GIVEN PROBLEM 1: List every parameter named in the docstring of the function in the patch text.
GIVEN PROBLEM 2: Copy the patch text between "From cb529d8c892580a754f2ceb9af3f7fd7019abe09 Mon" and "of some data.", inclusive, and change each "data" to "records".

TEXT EXCERPT:
From cb529d8c892580a754f2ceb9af3f7fd7019abe09 Mon Sep 17 00:00:00 2001
From: Thomas A Caswell <tcaswell@bnl.gov>
Date: Mon, 17 May 2021 22:18:07 -0400
Subject: [PATCH 1/2] ENH: scrub and offset data

This is primarily useful if you want to obscure the origin of some data.
---
 event_model/scrub.py | 101 +++++++++++++++++++++++++++++++++++++++++++
 1 file changed, 101 insertions(+)
 create mode 100644 event_model/scrub.py

diff --git a/event_model/scrub.py b/event_model/scrub.py
new file mode 100644
index 000000000..f6f299e20
--- /dev/null
+++ b/event_model/scrub.py
@@ -0,0 +1,101 @@
+import event_model
+import itertools
+
+
+def scrub(hdrs, new_epoch, start_scan_id, filter_start=lambda x: x):
+    """
+    Scrubs a set of headers of most identifying information.
+
+    Leaves the internal time and scan_id differences between the headers intact.
+
+    Parameters
+    ----------
+    hdrs : Iterable[BlueskyRun]
+        The headers to sanitize
+
+    new_epoch : float
+        The first header in hdrs is deemed to be at this time, all other headers
+        will have their times adjusted so that the relative time is the same.
+
+    start_scan_id : int
+
+        The first header is deemed to be at this scan_id, the rest of the
+        scan_ids will be adjusted accordingly.
+
+    filter_start : Callable[Dict][Dict], optional
+        Return a the filtered start document
+
+
+    Yields
+    ------
+    name : str
+    doc : dict
+
+    """
+    time_offset = None
+    scan_id_offset = None
+
+    for h, first in zip(hdrs, itertools.chain([True], itertools.repeat(False))):
+        if first:
+            time_offset = h.metadata["start"]["time"] - new_epoch
+            scan_id_offset = h.metadata["start"]["scan_id"] - start_scan_id
+
+        docs = h.documents(fill="no")
+
+        _, start = next(docs)
+        start = dict(start)
+        start = filter_start(start)
+        start.pop("uid")
+
+        new_time = start.pop("time") - time_offset
+        new_scan_id = start.pop("scan_id", 0) - scan_id_offset
+
+        desc_map = {}
+        run_bundle = event_model.compose_run(
+            time=new_time, metadata={**start, "scan_id": new_scan_id}
+        )

DATASET EXCERPTS:
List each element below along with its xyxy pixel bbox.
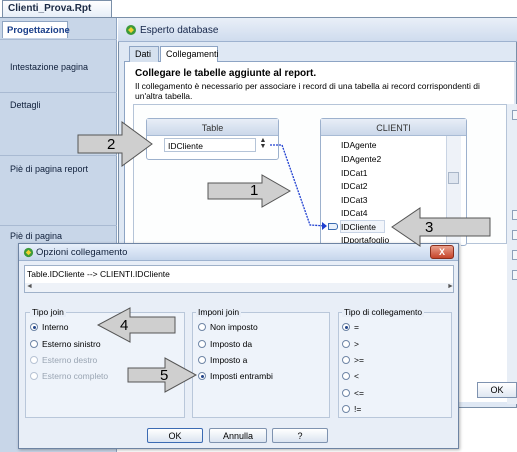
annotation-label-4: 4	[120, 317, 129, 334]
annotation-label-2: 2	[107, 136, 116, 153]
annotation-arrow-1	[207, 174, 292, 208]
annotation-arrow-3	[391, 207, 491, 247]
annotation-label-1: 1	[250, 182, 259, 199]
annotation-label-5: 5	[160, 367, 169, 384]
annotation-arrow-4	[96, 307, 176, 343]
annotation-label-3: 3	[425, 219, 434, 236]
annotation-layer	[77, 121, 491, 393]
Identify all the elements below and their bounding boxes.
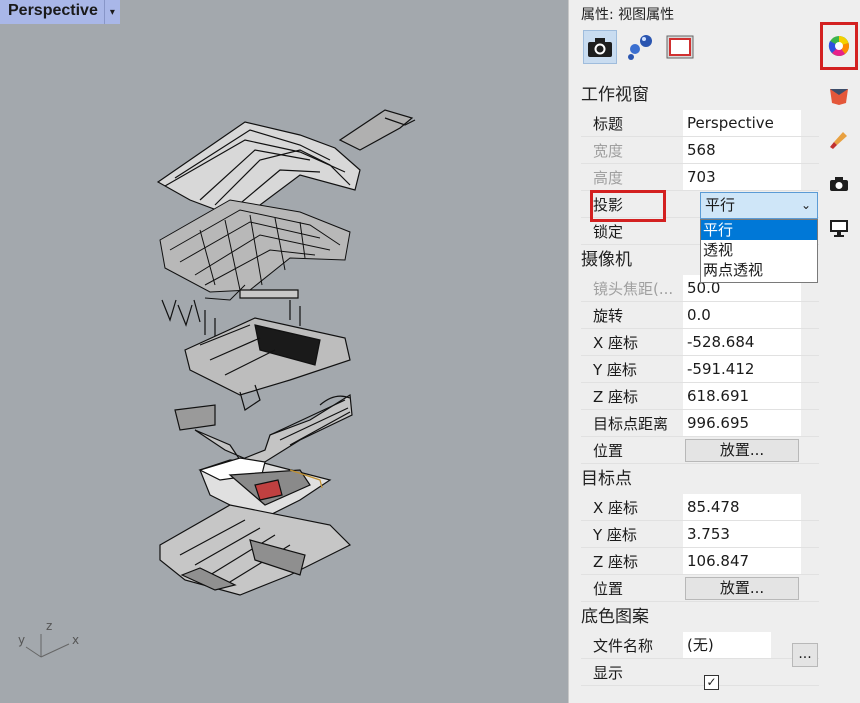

==

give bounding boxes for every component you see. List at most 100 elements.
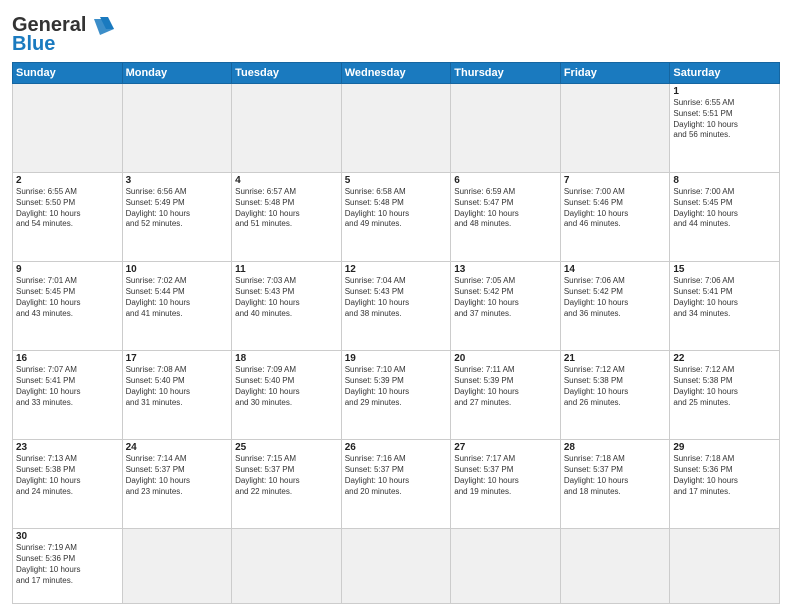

TASK ANSWER 1: hdrs, new_epoch, start_scan_id, filter_start

TASK ANSWER 2:
From cb529d8c892580a754f2ceb9af3f7fd7019abe09 Mon Sep 17 00:00:00 2001
From: Thomas A Caswell <tcaswell@bnl.gov>
Date: Mon, 17 May 2021 22:18:07 -0400
Subject: [PATCH 1/2] ENH: scrub and offset records

This is primarily useful if you want to obscure the origin of some records.